## START
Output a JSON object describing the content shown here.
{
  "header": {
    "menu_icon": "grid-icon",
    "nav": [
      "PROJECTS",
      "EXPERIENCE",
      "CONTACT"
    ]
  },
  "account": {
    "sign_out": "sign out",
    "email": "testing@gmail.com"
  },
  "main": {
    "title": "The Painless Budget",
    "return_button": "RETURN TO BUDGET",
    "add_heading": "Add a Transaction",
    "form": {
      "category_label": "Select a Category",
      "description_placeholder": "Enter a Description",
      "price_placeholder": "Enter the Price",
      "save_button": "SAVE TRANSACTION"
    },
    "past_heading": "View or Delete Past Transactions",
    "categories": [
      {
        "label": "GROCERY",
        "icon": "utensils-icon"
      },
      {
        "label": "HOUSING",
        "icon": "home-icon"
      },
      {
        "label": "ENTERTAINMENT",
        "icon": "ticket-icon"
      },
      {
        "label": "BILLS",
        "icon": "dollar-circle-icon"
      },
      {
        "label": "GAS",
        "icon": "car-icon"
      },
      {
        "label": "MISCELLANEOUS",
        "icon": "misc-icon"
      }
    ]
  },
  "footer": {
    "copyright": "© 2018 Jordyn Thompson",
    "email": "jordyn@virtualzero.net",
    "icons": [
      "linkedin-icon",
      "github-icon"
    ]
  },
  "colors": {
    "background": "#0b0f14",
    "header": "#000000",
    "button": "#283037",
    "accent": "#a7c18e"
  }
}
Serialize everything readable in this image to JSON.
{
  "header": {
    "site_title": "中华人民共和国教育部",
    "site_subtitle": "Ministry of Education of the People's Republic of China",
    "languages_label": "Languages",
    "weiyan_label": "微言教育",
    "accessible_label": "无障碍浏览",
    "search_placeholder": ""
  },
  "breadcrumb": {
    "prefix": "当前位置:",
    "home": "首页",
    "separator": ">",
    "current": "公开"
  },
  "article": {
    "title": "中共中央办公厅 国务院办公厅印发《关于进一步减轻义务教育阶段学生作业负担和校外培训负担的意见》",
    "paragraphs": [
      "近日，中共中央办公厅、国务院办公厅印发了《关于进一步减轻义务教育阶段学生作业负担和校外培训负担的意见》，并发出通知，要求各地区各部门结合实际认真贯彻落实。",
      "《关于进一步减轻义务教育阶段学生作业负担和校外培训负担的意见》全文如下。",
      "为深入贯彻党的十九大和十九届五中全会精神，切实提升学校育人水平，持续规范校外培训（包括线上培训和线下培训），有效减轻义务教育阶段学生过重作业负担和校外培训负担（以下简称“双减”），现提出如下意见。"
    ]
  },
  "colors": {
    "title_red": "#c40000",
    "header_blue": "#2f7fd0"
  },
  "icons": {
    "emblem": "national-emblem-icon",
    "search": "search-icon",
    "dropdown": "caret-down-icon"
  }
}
## END
= Exercise task =
Each of the records should be retyped exactly.

= Solution below =
Output a JSON object describing the content shown here.
{
  "header": {
    "menu_icon": "grid-icon",
    "nav": [
      "PROJECTS",
      "EXPERIENCE",
      "CONTACT"
    ]
  },
  "account": {
    "sign_out": "sign out",
    "email": "testing@gmail.com"
  },
  "main": {
    "title": "The Painless Budget",
    "return_button": "RETURN TO BUDGET",
    "add_heading": "Add a Transaction",
    "form": {
      "category_label": "Select a Category",
      "description_placeholder": "Enter a Description",
      "price_placeholder": "Enter the Price",
      "save_button": "SAVE TRANSACTION"
    },
    "past_heading": "View or Delete Past Transactions",
    "categories": [
      {
        "label": "GROCERY",
        "icon": "utensils-icon"
      },
      {
        "label": "HOUSING",
        "icon": "home-icon"
      },
      {
        "label": "ENTERTAINMENT",
        "icon": "ticket-icon"
      },
      {
        "label": "BILLS",
        "icon": "dollar-circle-icon"
      },
      {
        "label": "GAS",
        "icon": "car-icon"
      },
      {
        "label": "MISCELLANEOUS",
        "icon": "misc-icon"
      }
    ]
  },
  "footer": {
    "copyright": "© 2018 Jordyn Thompson",
    "email": "jordyn@virtualzero.net",
    "icons": [
      "linkedin-icon",
      "github-icon"
    ]
  },
  "colors": {
    "background": "#0b0f14",
    "header": "#000000",
    "button": "#283037",
    "accent": "#a7c18e"
  }
}
Serialize everything readable in this image to JSON.
{
  "header": {
    "site_title": "中华人民共和国教育部",
    "site_subtitle": "Ministry of Education of the People's Republic of China",
    "languages_label": "Languages",
    "weiyan_label": "微言教育",
    "accessible_label": "无障碍浏览",
    "search_placeholder": ""
  },
  "breadcrumb": {
    "prefix": "当前位置:",
    "home": "首页",
    "separator": ">",
    "current": "公开"
  },
  "article": {
    "title": "中共中央办公厅 国务院办公厅印发《关于进一步减轻义务教育阶段学生作业负担和校外培训负担的意见》",
    "paragraphs": [
      "近日，中共中央办公厅、国务院办公厅印发了《关于进一步减轻义务教育阶段学生作业负担和校外培训负担的意见》，并发出通知，要求各地区各部门结合实际认真贯彻落实。",
      "《关于进一步减轻义务教育阶段学生作业负担和校外培训负担的意见》全文如下。",
      "为深入贯彻党的十九大和十九届五中全会精神，切实提升学校育人水平，持续规范校外培训（包括线上培训和线下培训），有效减轻义务教育阶段学生过重作业负担和校外培训负担（以下简称“双减”），现提出如下意见。"
    ]
  },
  "colors": {
    "title_red": "#c40000",
    "header_blue": "#2f7fd0"
  },
  "icons": {
    "emblem": "national-emblem-icon",
    "search": "search-icon",
    "dropdown": "caret-down-icon"
  }
}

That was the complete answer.